▸ Goal:
Print all of the data below line for line, leaving out the pictures.
=== Given records ===
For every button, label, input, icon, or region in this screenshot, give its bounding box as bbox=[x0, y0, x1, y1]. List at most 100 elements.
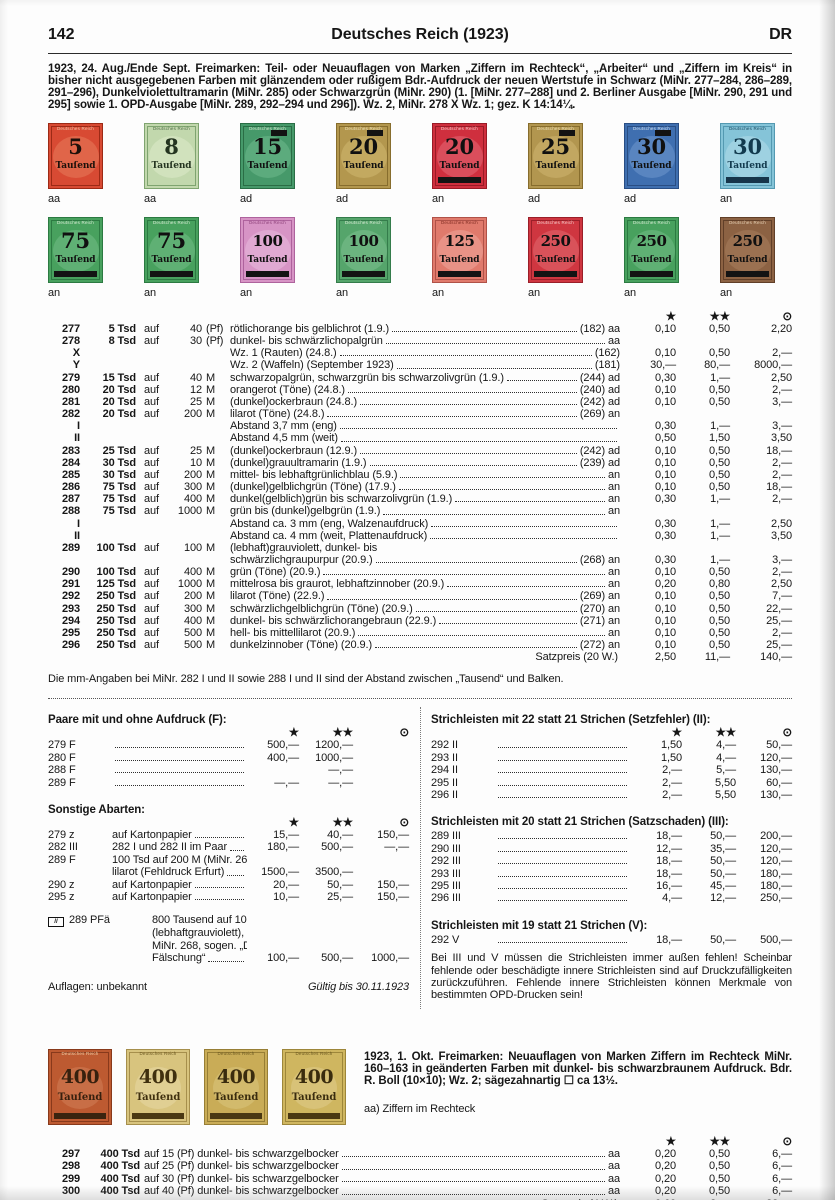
ref-and-paper-code: (162) bbox=[594, 347, 620, 360]
table-row: 279 F 500,— 1200,— bbox=[48, 739, 409, 751]
description-text: dunkel- bis schwärzlichorangebraun (22.9… bbox=[230, 614, 437, 627]
minr: 289 III bbox=[431, 830, 461, 843]
stamp-cell: Deutsches Reich 30 Tauſend an bbox=[720, 123, 775, 205]
stamp-variant-label: ad bbox=[336, 193, 349, 205]
description-text: Wz. 2 (Waffeln) (September 1923) bbox=[230, 359, 394, 372]
stamp-denomination: 15 bbox=[252, 134, 283, 159]
auf-label: auf bbox=[144, 456, 159, 469]
stamp-denomination: 25 bbox=[540, 134, 571, 159]
surcharge-unit: M bbox=[206, 493, 216, 506]
price-value: 0,30 bbox=[654, 517, 676, 530]
stamp-cell: Deutsches Reich 5 Tauſend aa bbox=[48, 123, 103, 205]
stamp-frame bbox=[435, 126, 484, 186]
minr: 280 F bbox=[48, 751, 76, 764]
surcharge-amount: 200 bbox=[183, 408, 202, 421]
description: hell- bis mittellilarot (20.9.) an bbox=[228, 627, 620, 639]
price-value: 0,30 bbox=[654, 420, 676, 433]
price-value: 0,20 bbox=[654, 1185, 676, 1198]
price-symbols-header: ★ ★★ ⊙ bbox=[48, 1136, 792, 1148]
stamp-cell: Deutsches Reich 250 Tauſend an bbox=[528, 217, 583, 299]
price-value: 3,— bbox=[772, 420, 792, 433]
table-row: 279 z auf Kartonpapier 15,— 40,— 150,— bbox=[48, 829, 409, 841]
price-value: 2,20 bbox=[770, 323, 792, 335]
page-number: 142 bbox=[48, 26, 75, 43]
stamp-cell: Deutsches Reich 100 Tauſend an bbox=[240, 217, 295, 299]
stamp-frame bbox=[531, 126, 580, 186]
stamp-variant-label: an bbox=[144, 287, 157, 299]
surcharge-unit: M bbox=[206, 456, 216, 469]
price-value: 8000,— bbox=[754, 359, 792, 372]
minr: 283 bbox=[61, 444, 80, 457]
surcharge-amount: 400 bbox=[183, 493, 202, 506]
description: lilarot (Fehldruck Erfurt) bbox=[112, 866, 247, 878]
stamp-country-label: Deutsches Reich bbox=[217, 1051, 255, 1057]
surcharge-amount: 1000 bbox=[177, 505, 202, 518]
price-value: 0,50 bbox=[708, 590, 730, 603]
price-value: 1,— bbox=[710, 493, 730, 506]
price-value: 500,— bbox=[321, 952, 353, 965]
surcharge-amount: 100 bbox=[183, 541, 202, 554]
description-text: grün (Töne) (20.9.) bbox=[230, 566, 321, 579]
price-value: —,— bbox=[274, 776, 299, 789]
price-value: 2,— bbox=[772, 566, 792, 579]
stamp-frame bbox=[129, 1051, 187, 1122]
stamp-variant-label: an bbox=[336, 287, 349, 299]
description: auf 40 (Pf) dunkel- bis schwarzgelbocker… bbox=[142, 1185, 620, 1197]
price-value: —,— bbox=[328, 764, 353, 777]
description bbox=[495, 784, 630, 789]
stamp-tausend-label: Tauſend bbox=[291, 1091, 337, 1103]
denomination: 25 Tsd bbox=[102, 444, 137, 457]
price-value: 4,— bbox=[716, 739, 736, 752]
description-text: (dunkel)grauultramarin (1.9.) bbox=[230, 456, 367, 469]
dot-leader bbox=[498, 850, 627, 852]
minr: 292 III bbox=[431, 855, 461, 868]
price-value: 0,10 bbox=[654, 566, 676, 579]
surcharge-amount: 25 bbox=[189, 395, 202, 408]
minr: I bbox=[77, 420, 80, 433]
price-value: 0,50 bbox=[708, 626, 730, 639]
minr: 290 z bbox=[48, 878, 75, 891]
price-value: 50,— bbox=[327, 878, 353, 891]
mint-hinged-icon: ★ bbox=[665, 311, 676, 323]
auf-label: auf bbox=[144, 626, 159, 639]
denomination: 250 Tsd bbox=[96, 626, 137, 639]
stamp-denomination: 400 bbox=[294, 1065, 334, 1088]
description: (lebhaft)grauviolett, dunkel- bis bbox=[228, 542, 620, 554]
minr: 290 bbox=[61, 566, 80, 579]
description: (dunkel)grauultramarin (1.9.) (239) ad bbox=[228, 457, 620, 469]
price-value: 1,— bbox=[710, 517, 730, 530]
surcharge-unit: M bbox=[206, 602, 216, 615]
stamp-country-label: Deutsches Reich bbox=[248, 219, 287, 225]
minr: 285 bbox=[61, 468, 80, 481]
surcharge-unit: M bbox=[206, 639, 216, 652]
price-value: 150,— bbox=[377, 829, 409, 841]
minr: 277 bbox=[61, 323, 80, 335]
description: Abstand ca. 4 mm (weit, Plattenaufdruck) bbox=[228, 530, 620, 542]
price-value: 11,— bbox=[704, 651, 730, 664]
description bbox=[495, 772, 630, 776]
overprint-bar-icon bbox=[438, 177, 481, 183]
minr: 295 z bbox=[48, 891, 75, 904]
stamp-cell: Deutsches Reich 8 Tauſend aa bbox=[144, 123, 199, 205]
table-row: 292 V 18,— 50,— 500,— bbox=[431, 934, 792, 946]
auf-label: auf bbox=[144, 335, 159, 348]
description bbox=[112, 759, 247, 764]
stamp-cell: Deutsches Reich 400 Tauſend bbox=[204, 1048, 268, 1125]
header-rule bbox=[48, 53, 792, 54]
description-text: (dunkel)ockerbraun (24.8.) bbox=[230, 395, 358, 408]
stamp-cell: Deutsches Reich 125 Tauſend an bbox=[432, 217, 487, 299]
description-text: auf 40 (Pf) dunkel- bis schwarzgelbocker bbox=[144, 1185, 339, 1198]
denomination: 8 Tsd bbox=[108, 335, 137, 348]
price-value: 150,— bbox=[377, 878, 409, 891]
ref-and-paper-code: (270) an bbox=[579, 602, 620, 615]
stamp-circle-motif bbox=[148, 136, 195, 179]
price-value: 0,10 bbox=[654, 602, 676, 615]
overprint-bar-icon bbox=[271, 130, 287, 136]
price-value: 0,50 bbox=[708, 383, 730, 396]
stamp-variant-label: an bbox=[432, 287, 445, 299]
stamp-variant-label: an bbox=[624, 287, 637, 299]
price-value: 0,50 bbox=[708, 1160, 730, 1173]
stamp-country-label: Deutsches Reich bbox=[632, 125, 671, 131]
overprint-bar-icon bbox=[288, 1112, 340, 1119]
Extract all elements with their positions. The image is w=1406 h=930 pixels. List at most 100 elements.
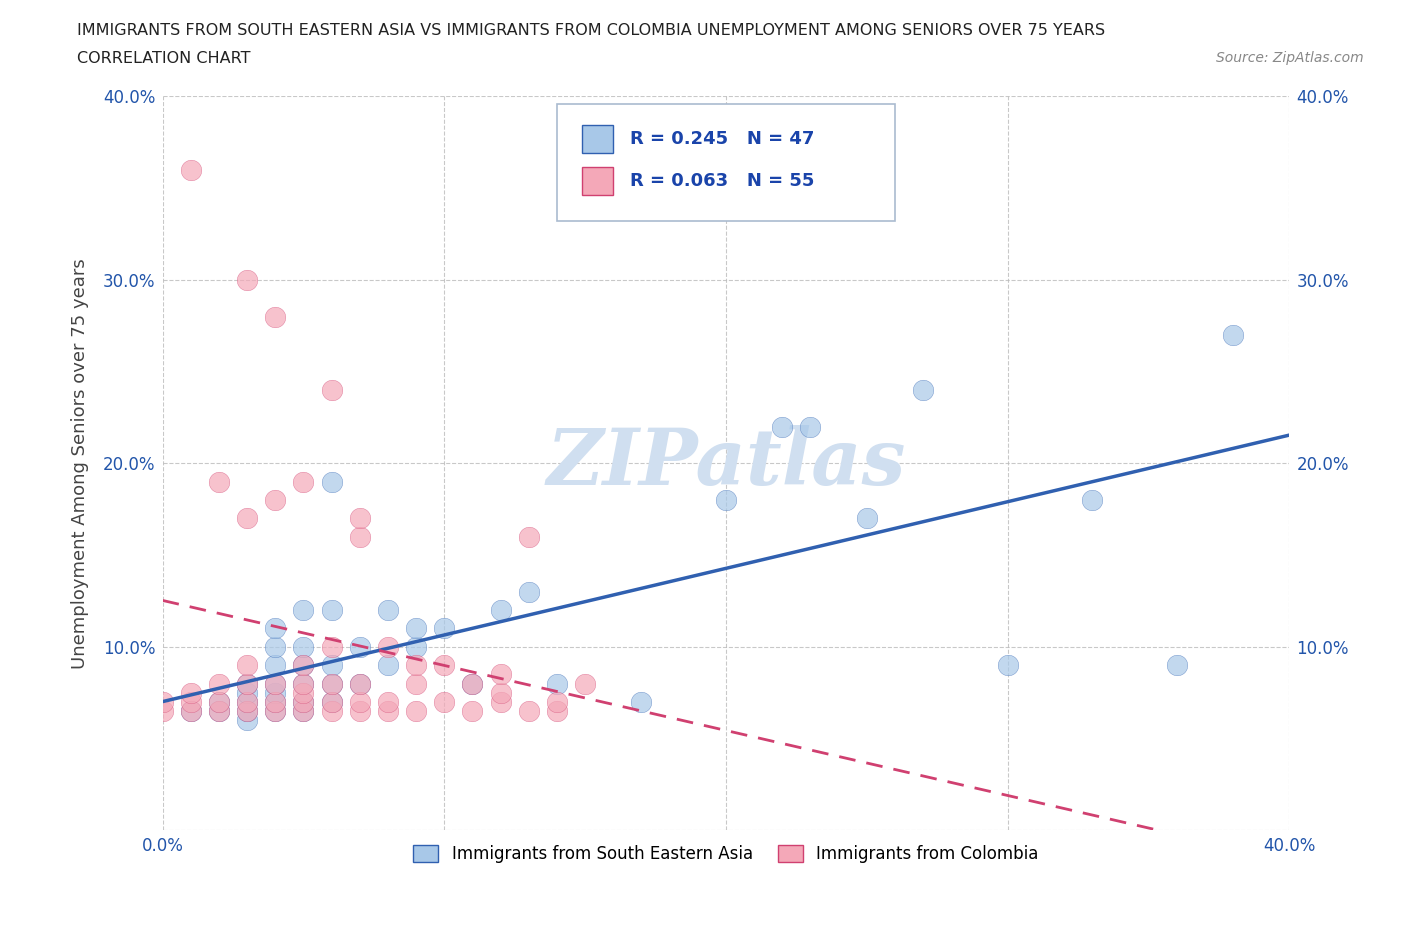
===
▸ Answer in full:
For every button, label, input, icon, or region in this screenshot, give its bounding box as bbox=[x0, y0, x1, y1]. List at most 100 elements.
ref-and-paper-code: (162) bbox=[594, 347, 620, 360]
table-row: 279 F 500,— 1200,— bbox=[48, 739, 409, 751]
description-text: dunkel- bis schwärzlichorangebraun (22.9… bbox=[230, 614, 437, 627]
minr: 289 III bbox=[431, 830, 461, 843]
stamp-cell: Deutsches Reich 30 Tauſend an bbox=[720, 123, 775, 205]
stamp-variant-label: ad bbox=[336, 193, 349, 205]
description-text: Wz. 2 (Waffeln) (September 1923) bbox=[230, 359, 394, 372]
stamp-denomination: 15 bbox=[252, 134, 283, 159]
auf-label: auf bbox=[144, 456, 159, 469]
stamp-denomination: 25 bbox=[540, 134, 571, 159]
surcharge-unit: M bbox=[206, 493, 216, 506]
price-value: 0,30 bbox=[654, 517, 676, 530]
stamp-cell: Deutsches Reich 5 Tauſend aa bbox=[48, 123, 103, 205]
stamp-frame bbox=[435, 126, 484, 186]
minr: 280 F bbox=[48, 751, 76, 764]
surcharge-amount: 200 bbox=[183, 408, 202, 421]
description: hell- bis mittellilarot (20.9.) an bbox=[228, 627, 620, 639]
price-value: 0,30 bbox=[654, 420, 676, 433]
price-value: 0,20 bbox=[654, 1185, 676, 1198]
price-symbols-header: ★ ★★ ⊙ bbox=[48, 1136, 792, 1148]
stamp-cell: Deutsches Reich 250 Tauſend an bbox=[528, 217, 583, 299]
price-value: 3,— bbox=[772, 420, 792, 433]
table-row: 279 z auf Kartonpapier 15,— 40,— 150,— bbox=[48, 829, 409, 841]
price-value: 2,20 bbox=[770, 323, 792, 335]
page-number: 142 bbox=[48, 26, 75, 43]
stamp-cell: Deutsches Reich 100 Tauſend an bbox=[240, 217, 295, 299]
stamp-frame bbox=[531, 126, 580, 186]
stamp-variant-label: an bbox=[144, 287, 157, 299]
surcharge-unit: M bbox=[206, 456, 216, 469]
price-value: 8000,— bbox=[754, 359, 792, 372]
minr: 283 bbox=[61, 444, 80, 457]
surcharge-amount: 400 bbox=[183, 493, 202, 506]
description: lilarot (Fehldruck Erfurt) bbox=[112, 866, 247, 878]
stamp-country-label: Deutsches Reich bbox=[217, 1051, 255, 1057]
surcharge-amount: 1000 bbox=[177, 505, 202, 518]
price-value: 0,50 bbox=[708, 590, 730, 603]
price-value: 1,— bbox=[710, 493, 730, 506]
price-value: 500,— bbox=[321, 952, 353, 965]
surcharge-amount: 100 bbox=[183, 541, 202, 554]
description-text: grün (Töne) (20.9.) bbox=[230, 566, 321, 579]
price-value: —,— bbox=[274, 776, 299, 789]
price-value: 2,— bbox=[772, 566, 792, 579]
stamp-frame bbox=[129, 1051, 187, 1122]
stamp-variant-label: an bbox=[336, 287, 349, 299]
description: auf 40 (Pf) dunkel- bis schwarzgelbocker… bbox=[142, 1185, 620, 1197]
price-value: —,— bbox=[328, 764, 353, 777]
description bbox=[495, 784, 630, 789]
stamp-tausend-label: Tauſend bbox=[291, 1091, 337, 1103]
denomination: 25 Tsd bbox=[102, 444, 137, 457]
price-value: 4,— bbox=[716, 739, 736, 752]
description-text: (dunkel)grauultramarin (1.9.) bbox=[230, 456, 367, 469]
dot-leader bbox=[498, 850, 627, 852]
minr: 292 III bbox=[431, 855, 461, 868]
price-value: 0,10 bbox=[654, 566, 676, 579]
surcharge-amount: 25 bbox=[189, 395, 202, 408]
minr: I bbox=[77, 420, 80, 433]
price-value: 0,50 bbox=[708, 626, 730, 639]
minr: 290 z bbox=[48, 878, 75, 891]
price-value: 50,— bbox=[327, 878, 353, 891]
mint-hinged-icon: ★ bbox=[665, 311, 676, 323]
auf-label: auf bbox=[144, 626, 159, 639]
denomination: 250 Tsd bbox=[96, 626, 137, 639]
stamp-denomination: 400 bbox=[294, 1065, 334, 1088]
description: (lebhaft)grauviolett, dunkel- bis bbox=[228, 542, 620, 554]
minr: 290 bbox=[61, 566, 80, 579]
description: (dunkel)grauultramarin (1.9.) (239) ad bbox=[228, 457, 620, 469]
price-value: 1,— bbox=[710, 517, 730, 530]
surcharge-unit: M bbox=[206, 602, 216, 615]
stamp-country-label: Deutsches Reich bbox=[248, 219, 287, 225]
minr: 285 bbox=[61, 468, 80, 481]
surcharge-unit: M bbox=[206, 639, 216, 652]
price-value: 150,— bbox=[377, 829, 409, 841]
minr: 277 bbox=[61, 323, 80, 335]
description: Abstand ca. 4 mm (weit, Plattenaufdruck) bbox=[228, 530, 620, 542]
price-value: 11,— bbox=[704, 651, 730, 664]
description bbox=[495, 772, 630, 776]
overprint-bar-icon bbox=[438, 177, 481, 183]
minr: 295 z bbox=[48, 891, 75, 904]
stamp-cell: Deutsches Reich 8 Tauſend aa bbox=[144, 123, 199, 205]
table-row: 292 V 18,— 50,— 500,— bbox=[431, 934, 792, 946]
auf-label: auf bbox=[144, 335, 159, 348]
description bbox=[112, 759, 247, 764]
stamp-cell: Deutsches Reich 400 Tauſend bbox=[204, 1048, 268, 1125]
header-rule bbox=[48, 53, 792, 54]
description-text: (dunkel)ockerbraun (24.8.) bbox=[230, 395, 358, 408]
stamp-cell: Deutsches Reich 125 Tauſend an bbox=[432, 217, 487, 299]
description-text: auf 40 (Pf) dunkel- bis schwarzgelbocker bbox=[144, 1185, 339, 1198]
denomination: 8 Tsd bbox=[108, 335, 137, 348]
price-value: 150,— bbox=[377, 878, 409, 891]
ref-and-paper-code: (270) an bbox=[579, 602, 620, 615]
stamp-circle-motif bbox=[148, 136, 195, 179]
price-value: 0,10 bbox=[654, 602, 676, 615]
overprint-bar-icon bbox=[271, 130, 287, 136]
price-value: 0,50 bbox=[708, 383, 730, 396]
stamp-variant-label: an bbox=[432, 287, 445, 299]
stamp-variant-label: an bbox=[624, 287, 637, 299]
price-value: 0,50 bbox=[708, 1160, 730, 1173]
stamp-country-label: Deutsches Reich bbox=[632, 125, 671, 131]
overprint-bar-icon bbox=[288, 1112, 340, 1119]
Extract all elements with their positions. The image is w=1406 h=930 pixels. List at most 100 elements.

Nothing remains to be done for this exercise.